What you will do. Your task is to repeat the entries underneath exactly, minus the pictures.

= = =

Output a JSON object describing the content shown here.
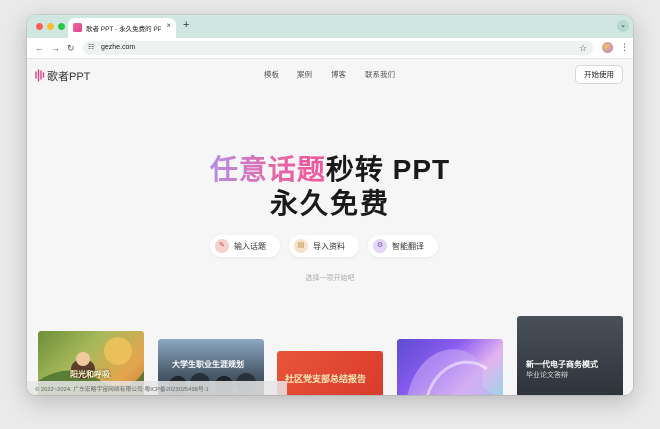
{
  "browser": {
    "tab_title": "歌者 PPT - 永久免费的 PPT 制",
    "url": "gezhe.com",
    "new_tab_symbol": "+",
    "close_symbol": "×"
  },
  "header": {
    "logo_text": "歌者PPT",
    "nav": [
      "模板",
      "案例",
      "博客",
      "联系我们"
    ],
    "start_button": "开始使用"
  },
  "hero": {
    "line1_highlight": "任意话题",
    "line1_rest": "秒转 PPT",
    "line2": "永久免费"
  },
  "actions": [
    {
      "label": "输入话题",
      "icon": "pencil-icon",
      "icon_color": "#f6d2cf"
    },
    {
      "label": "导入资料",
      "icon": "document-icon",
      "icon_color": "#f7e3c9"
    },
    {
      "label": "智能翻译",
      "icon": "translate-icon",
      "icon_color": "#e2d5f5"
    }
  ],
  "hint": "选择一项开始吧",
  "cards": [
    {
      "title": "阳光和呼吸"
    },
    {
      "title": "大学生职业生涯规划"
    },
    {
      "title": "社区党支部总结报告"
    },
    {
      "title": ""
    },
    {
      "title": "新一代电子商务模式",
      "subtitle": "毕业论文答辩"
    }
  ],
  "footer": "© 2022~2024. 广东宏略宇宙网络有限公司 粤ICP备2023025498号-1"
}
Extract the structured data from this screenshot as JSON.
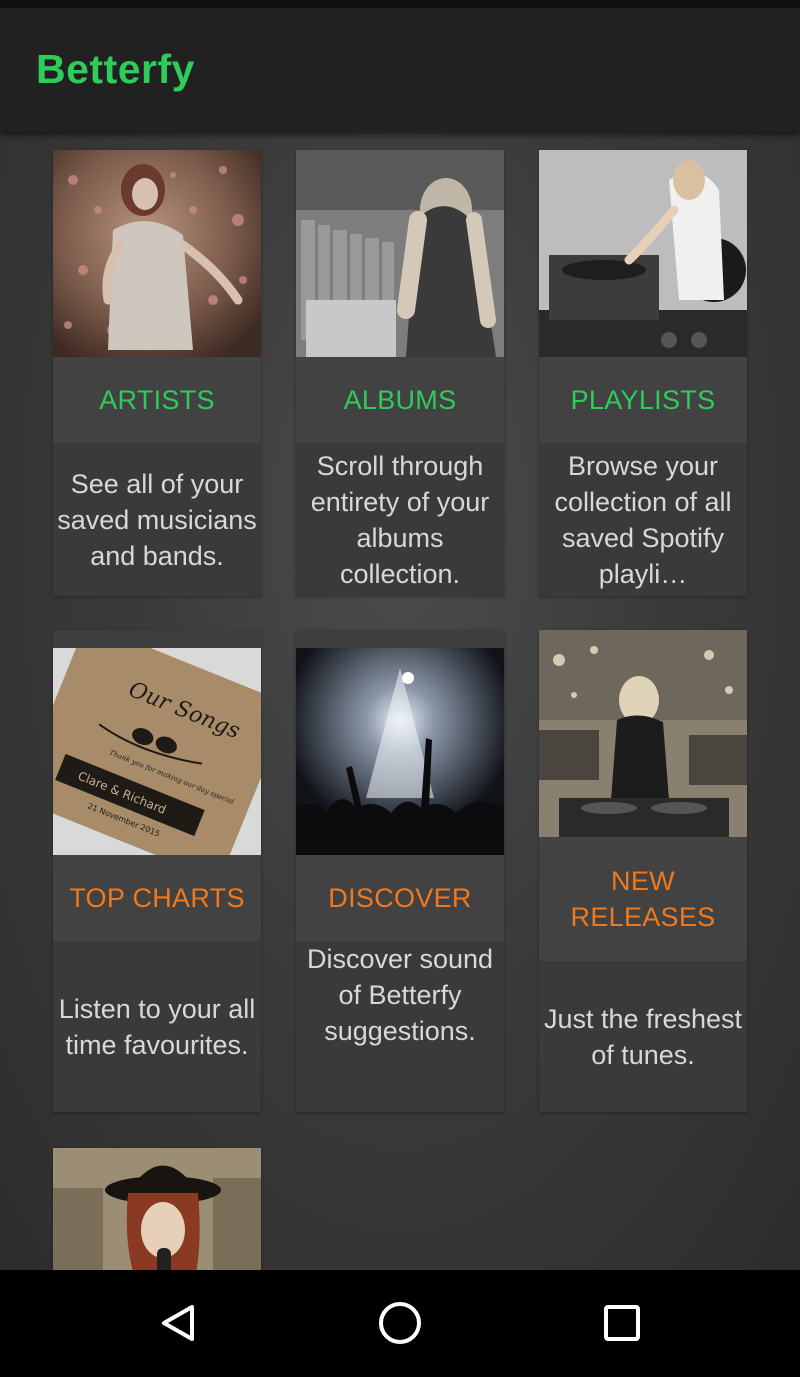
{
  "app": {
    "title": "Betterfy",
    "accent_green": "#2ecc5a",
    "accent_orange": "#f0791e"
  },
  "categories": [
    {
      "title": "ARTISTS",
      "description": "See all of your saved musicians and bands.",
      "title_color": "#2ecc5a",
      "image_icon": "artists-photo-icon"
    },
    {
      "title": "ALBUMS",
      "description": "Scroll through entirety of your albums collection.",
      "title_color": "#2ecc5a",
      "image_icon": "albums-photo-icon"
    },
    {
      "title": "PLAYLISTS",
      "description": "Browse your collection of all saved Spotify playli…",
      "title_color": "#2ecc5a",
      "image_icon": "playlists-photo-icon"
    },
    {
      "title": "TOP CHARTS",
      "description": "Listen to your all time favourites.",
      "title_color": "#f0791e",
      "image_icon": "top-charts-photo-icon",
      "image_text": {
        "line1": "Our Songs",
        "line2": "Thank you for making our day special",
        "line3": "Clare & Richard",
        "line4": "21 November 2015"
      }
    },
    {
      "title": "DISCOVER",
      "description": "Discover sound of Betterfy suggestions.",
      "title_color": "#f0791e",
      "image_icon": "discover-photo-icon"
    },
    {
      "title": "NEW RELEASES",
      "description": "Just the freshest of tunes.",
      "title_color": "#f0791e",
      "image_icon": "new-releases-photo-icon"
    }
  ],
  "partial_tile": {
    "image_icon": "singer-photo-icon"
  },
  "nav": {
    "back_icon": "back-triangle-icon",
    "home_icon": "home-circle-icon",
    "recents_icon": "recents-square-icon"
  }
}
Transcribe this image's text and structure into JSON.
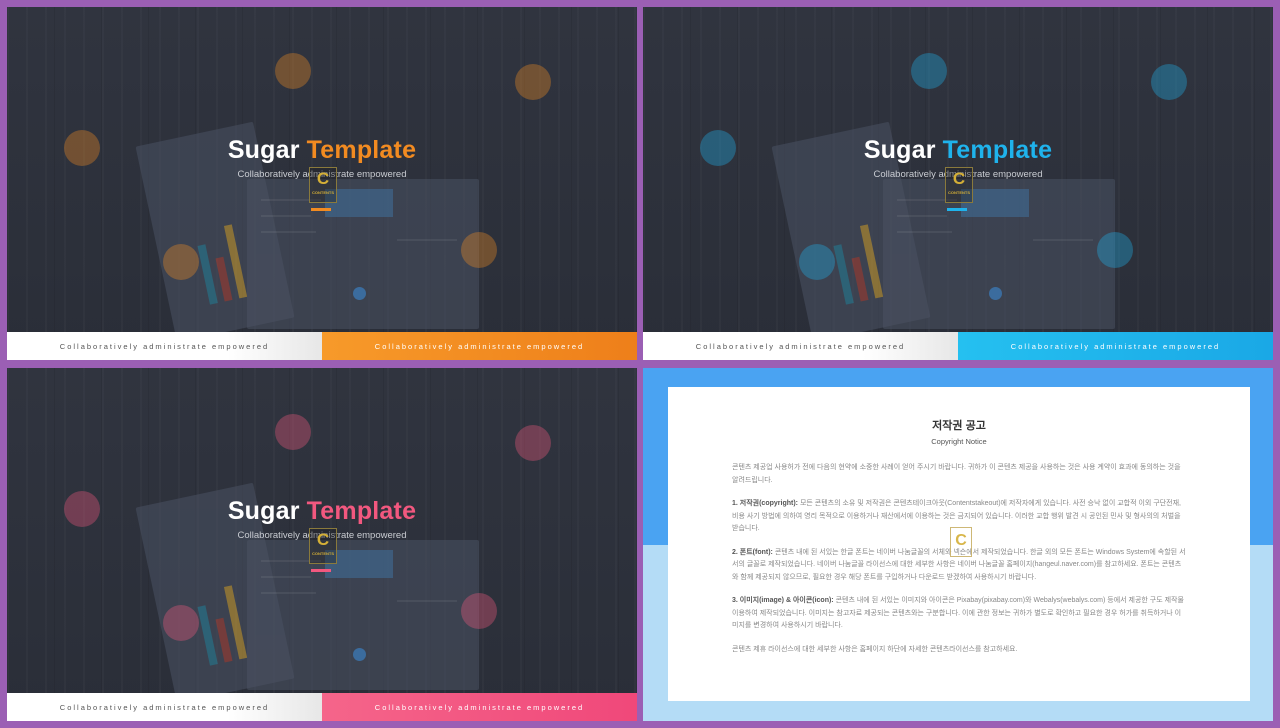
{
  "slides": [
    {
      "title_main": "Sugar",
      "title_accent": "Template",
      "subtitle": "Collaboratively administrate empowered",
      "footer_left": "Collaboratively administrate empowered",
      "footer_right": "Collaboratively administrate empowered",
      "accent_color": "#f28b21"
    },
    {
      "title_main": "Sugar",
      "title_accent": "Template",
      "subtitle": "Collaboratively administrate empowered",
      "footer_left": "Collaboratively administrate empowered",
      "footer_right": "Collaboratively administrate empowered",
      "accent_color": "#1fb3ec"
    },
    {
      "title_main": "Sugar",
      "title_accent": "Template",
      "subtitle": "Collaboratively administrate empowered",
      "footer_left": "Collaboratively administrate empowered",
      "footer_right": "Collaboratively administrate empowered",
      "accent_color": "#f2587f"
    }
  ],
  "logo": {
    "letter": "C",
    "text": "CONTENTS"
  },
  "notice": {
    "title": "저작권 공고",
    "subtitle": "Copyright Notice",
    "intro": "콘텐츠 제공업 사용허가 전에 다음의 현약에 소중한 사례이 얻어 주시기 바랍니다. 귀하가 이 콘텐츠 제공을 사용하는 것은 사용 계약이 효과에 동의하는 것을 알려드립니다.",
    "s1_head": "1. 저작권(copyright):",
    "s1_body": " 모든 콘텐츠의 소유 및 저작권은 콘텐츠테이크아웃(Contentstakeout)에 저작자에게 있습니다. 사전 승낙 없이 교합적 이외 구단전재, 비용 사기 방법에 의하여 영리 목적으로 이용하거나 재산에서에 이용하는 것은 금지되어 있습니다. 이러한 교합 행위 발견 시 공인된 민사 및 형사의의 처벌을 받습니다.",
    "s2_head": "2. 폰트(font):",
    "s2_body": " 콘텐츠 내에 된 서있는 한글 폰트는 네이버 나눔글꼴의 서체와 넥슨에서 제작되었습니다. 한글 외의 모든 폰트는 Windows System에 속할된 서서의 글꼴로 제작되었습니다. 네이버 나눔글꼴 라이선스에 대한 세부한 사항은 네이버 나눔글꼴 홈페이지(hangeul.naver.com)를 참고하세요. 폰트는 콘텐츠와 함께 제공되지 않으므로, 필요한 경우 해당 폰트를 구입하거나 다운로드 받겠하여 사용하시기 바랍니다.",
    "s3_head": "3. 이미지(image) & 아이콘(icon):",
    "s3_body": " 콘텐츠 내에 된 서있는 이미지와 아이콘은 Pixabay(pixabay.com)와 Webalys(webalys.com) 등에서 제공한 구도 제작물 이용하여 제작되었습니다. 이미지는 참고자료 제공되는 콘텐츠와는 구분합니다. 이에 관한 정보는 귀하가 별도로 확인하고 필요한 경우 허가를 취득하거나 이미지를 변경하여 사용하시기 바랍니다.",
    "outro": "콘텐츠 제휴 라이선스에 대한 세부한 사항은 홈페이지 하단에 자세한 콘텐츠라이선스를 참고하세요."
  }
}
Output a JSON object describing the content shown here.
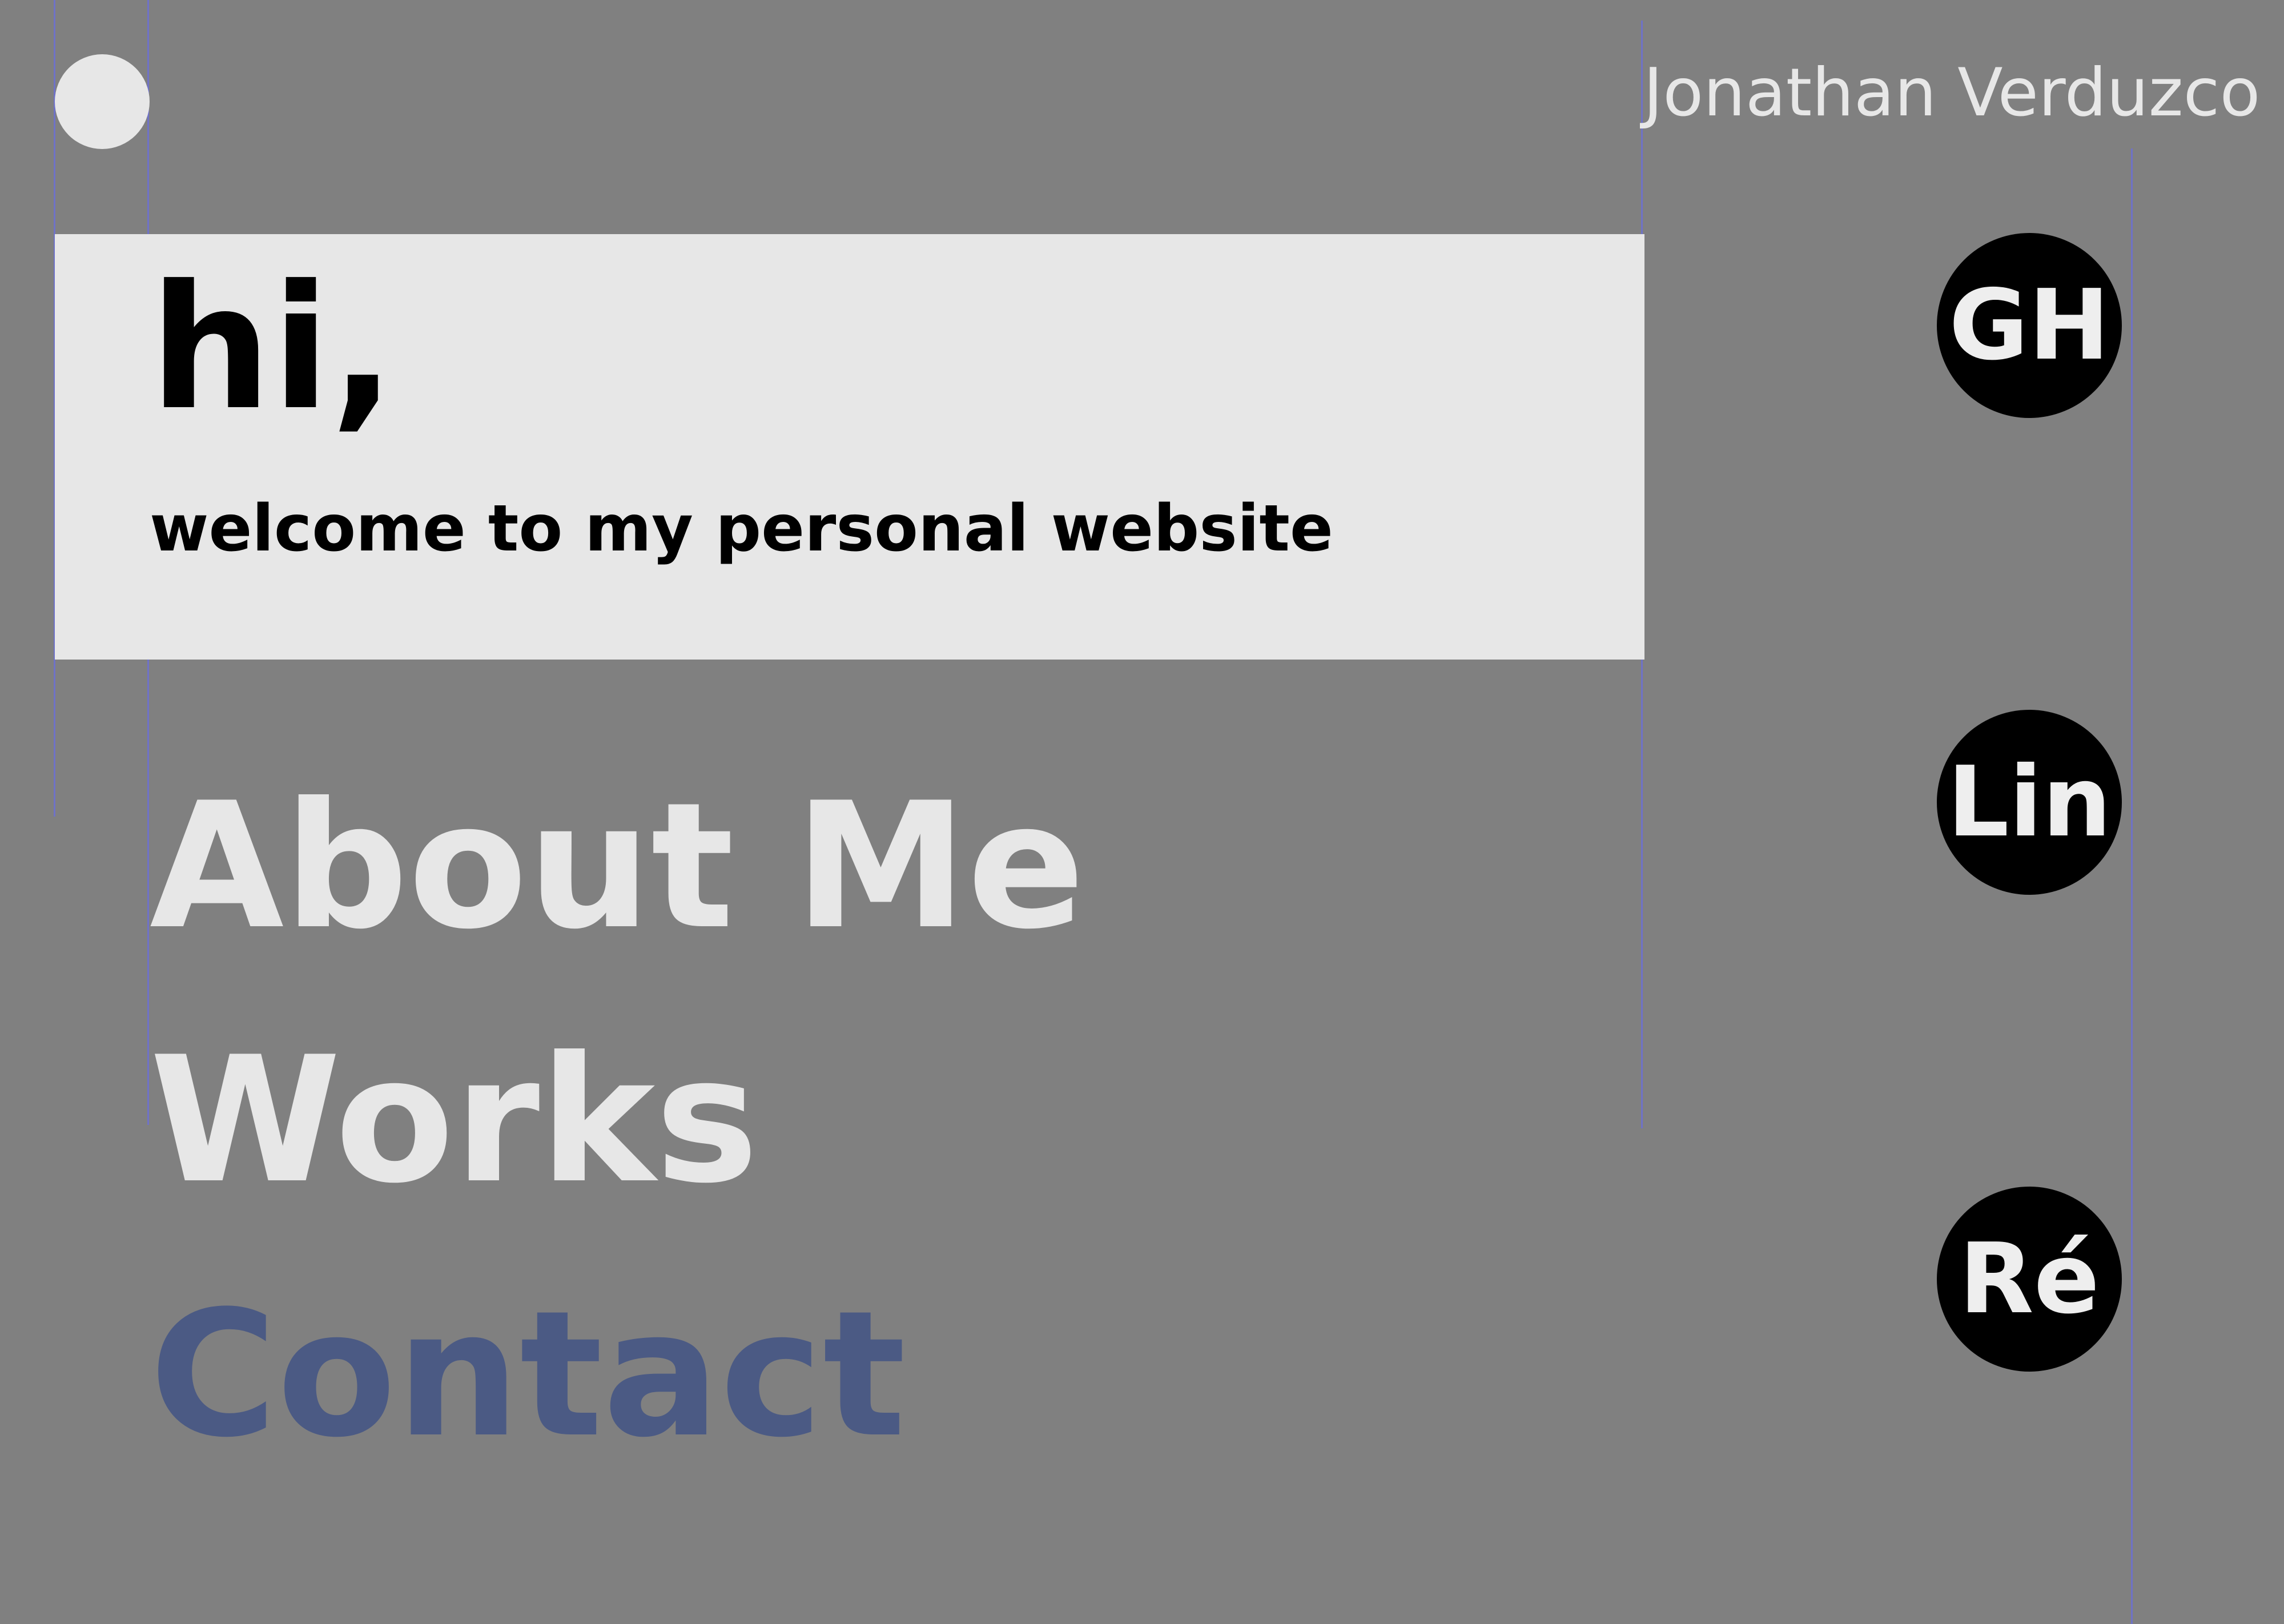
{
  "header": {
    "author_name": "Jonathan Verduzco"
  },
  "hero": {
    "title": "hi,",
    "subtitle": "welcome to my personal website"
  },
  "nav": {
    "items": [
      {
        "label": "About Me",
        "active": false
      },
      {
        "label": "Works",
        "active": false
      },
      {
        "label": "Contact",
        "active": true
      }
    ]
  },
  "social": {
    "items": [
      {
        "label": "GH"
      },
      {
        "label": "Lin"
      },
      {
        "label": "Ré"
      }
    ]
  },
  "colors": {
    "background": "#808080",
    "panel": "#e7e7e7",
    "text_light": "#e7e7e7",
    "text_dark": "#000000",
    "active_link": "#4b5a84",
    "guide_lines": "#6f72c7",
    "social_circle": "#000000"
  }
}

= = =

Answer to the exercise.
Output a JSON object describing the content shown here.
{
  "browser": {
    "tab_title": "歌者 PPT - 永久免费的 PPT 制",
    "url": "gezhe.com",
    "new_tab_symbol": "+",
    "close_symbol": "×"
  },
  "header": {
    "logo_text": "歌者PPT",
    "nav": [
      "模板",
      "案例",
      "博客",
      "联系我们"
    ],
    "start_button": "开始使用"
  },
  "hero": {
    "line1_highlight": "任意话题",
    "line1_rest": "秒转 PPT",
    "line2": "永久免费"
  },
  "actions": [
    {
      "label": "输入话题",
      "icon": "pencil-icon",
      "icon_color": "#f6d2cf"
    },
    {
      "label": "导入资料",
      "icon": "document-icon",
      "icon_color": "#f7e3c9"
    },
    {
      "label": "智能翻译",
      "icon": "translate-icon",
      "icon_color": "#e2d5f5"
    }
  ],
  "hint": "选择一项开始吧",
  "cards": [
    {
      "title": "阳光和呼吸"
    },
    {
      "title": "大学生职业生涯规划"
    },
    {
      "title": "社区党支部总结报告"
    },
    {
      "title": ""
    },
    {
      "title": "新一代电子商务模式",
      "subtitle": "毕业论文答辩"
    }
  ],
  "footer": "© 2022~2024. 广东宏略宇宙网络有限公司 粤ICP备2023025498号-1"
}
Extract the structured data from this screenshot as JSON.
{
  "app": {
    "title": "Betterfy",
    "accent_green": "#2ecc5a",
    "accent_orange": "#f0791e"
  },
  "categories": [
    {
      "title": "ARTISTS",
      "description": "See all of your saved musicians and bands.",
      "title_color": "#2ecc5a",
      "image_icon": "artists-photo-icon"
    },
    {
      "title": "ALBUMS",
      "description": "Scroll through entirety of your albums collection.",
      "title_color": "#2ecc5a",
      "image_icon": "albums-photo-icon"
    },
    {
      "title": "PLAYLISTS",
      "description": "Browse your collection of all saved Spotify playli…",
      "title_color": "#2ecc5a",
      "image_icon": "playlists-photo-icon"
    },
    {
      "title": "TOP CHARTS",
      "description": "Listen to your all time favourites.",
      "title_color": "#f0791e",
      "image_icon": "top-charts-photo-icon",
      "image_text": {
        "line1": "Our Songs",
        "line2": "Thank you for making our day special",
        "line3": "Clare & Richard",
        "line4": "21 November 2015"
      }
    },
    {
      "title": "DISCOVER",
      "description": "Discover sound of Betterfy suggestions.",
      "title_color": "#f0791e",
      "image_icon": "discover-photo-icon"
    },
    {
      "title": "NEW RELEASES",
      "description": "Just the freshest of tunes.",
      "title_color": "#f0791e",
      "image_icon": "new-releases-photo-icon"
    }
  ],
  "partial_tile": {
    "image_icon": "singer-photo-icon"
  },
  "nav": {
    "back_icon": "back-triangle-icon",
    "home_icon": "home-circle-icon",
    "recents_icon": "recents-square-icon"
  }
}
Transcribe this image's text and structure into JSON.
{
  "slides": [
    {
      "title_main": "Sugar",
      "title_accent": "Template",
      "subtitle": "Collaboratively administrate empowered",
      "footer_left": "Collaboratively administrate empowered",
      "footer_right": "Collaboratively administrate empowered",
      "accent_color": "#f28b21"
    },
    {
      "title_main": "Sugar",
      "title_accent": "Template",
      "subtitle": "Collaboratively administrate empowered",
      "footer_left": "Collaboratively administrate empowered",
      "footer_right": "Collaboratively administrate empowered",
      "accent_color": "#1fb3ec"
    },
    {
      "title_main": "Sugar",
      "title_accent": "Template",
      "subtitle": "Collaboratively administrate empowered",
      "footer_left": "Collaboratively administrate empowered",
      "footer_right": "Collaboratively administrate empowered",
      "accent_color": "#f2587f"
    }
  ],
  "logo": {
    "letter": "C",
    "text": "CONTENTS"
  },
  "notice": {
    "title": "저작권 공고",
    "subtitle": "Copyright Notice",
    "intro": "콘텐츠 제공업 사용허가 전에 다음의 현약에 소중한 사례이 얻어 주시기 바랍니다. 귀하가 이 콘텐츠 제공을 사용하는 것은 사용 계약이 효과에 동의하는 것을 알려드립니다.",
    "s1_head": "1. 저작권(copyright):",
    "s1_body": " 모든 콘텐츠의 소유 및 저작권은 콘텐츠테이크아웃(Contentstakeout)에 저작자에게 있습니다. 사전 승낙 없이 교합적 이외 구단전재, 비용 사기 방법에 의하여 영리 목적으로 이용하거나 재산에서에 이용하는 것은 금지되어 있습니다. 이러한 교합 행위 발견 시 공인된 민사 및 형사의의 처벌을 받습니다.",
    "s2_head": "2. 폰트(font):",
    "s2_body": " 콘텐츠 내에 된 서있는 한글 폰트는 네이버 나눔글꼴의 서체와 넥슨에서 제작되었습니다. 한글 외의 모든 폰트는 Windows System에 속할된 서서의 글꼴로 제작되었습니다. 네이버 나눔글꼴 라이선스에 대한 세부한 사항은 네이버 나눔글꼴 홈페이지(hangeul.naver.com)를 참고하세요. 폰트는 콘텐츠와 함께 제공되지 않으므로, 필요한 경우 해당 폰트를 구입하거나 다운로드 받겠하여 사용하시기 바랍니다.",
    "s3_head": "3. 이미지(image) & 아이콘(icon):",
    "s3_body": " 콘텐츠 내에 된 서있는 이미지와 아이콘은 Pixabay(pixabay.com)와 Webalys(webalys.com) 등에서 제공한 구도 제작물 이용하여 제작되었습니다. 이미지는 참고자료 제공되는 콘텐츠와는 구분합니다. 이에 관한 정보는 귀하가 별도로 확인하고 필요한 경우 허가를 취득하거나 이미지를 변경하여 사용하시기 바랍니다.",
    "outro": "콘텐츠 제휴 라이선스에 대한 세부한 사항은 홈페이지 하단에 자세한 콘텐츠라이선스를 참고하세요."
  }
}
Output a JSON object describing the content shown here.
{
  "header": {
    "author_name": "Jonathan Verduzco"
  },
  "hero": {
    "title": "hi,",
    "subtitle": "welcome to my personal website"
  },
  "nav": {
    "items": [
      {
        "label": "About Me",
        "active": false
      },
      {
        "label": "Works",
        "active": false
      },
      {
        "label": "Contact",
        "active": true
      }
    ]
  },
  "social": {
    "items": [
      {
        "label": "GH"
      },
      {
        "label": "Lin"
      },
      {
        "label": "Ré"
      }
    ]
  },
  "colors": {
    "background": "#808080",
    "panel": "#e7e7e7",
    "text_light": "#e7e7e7",
    "text_dark": "#000000",
    "active_link": "#4b5a84",
    "guide_lines": "#6f72c7",
    "social_circle": "#000000"
  }
}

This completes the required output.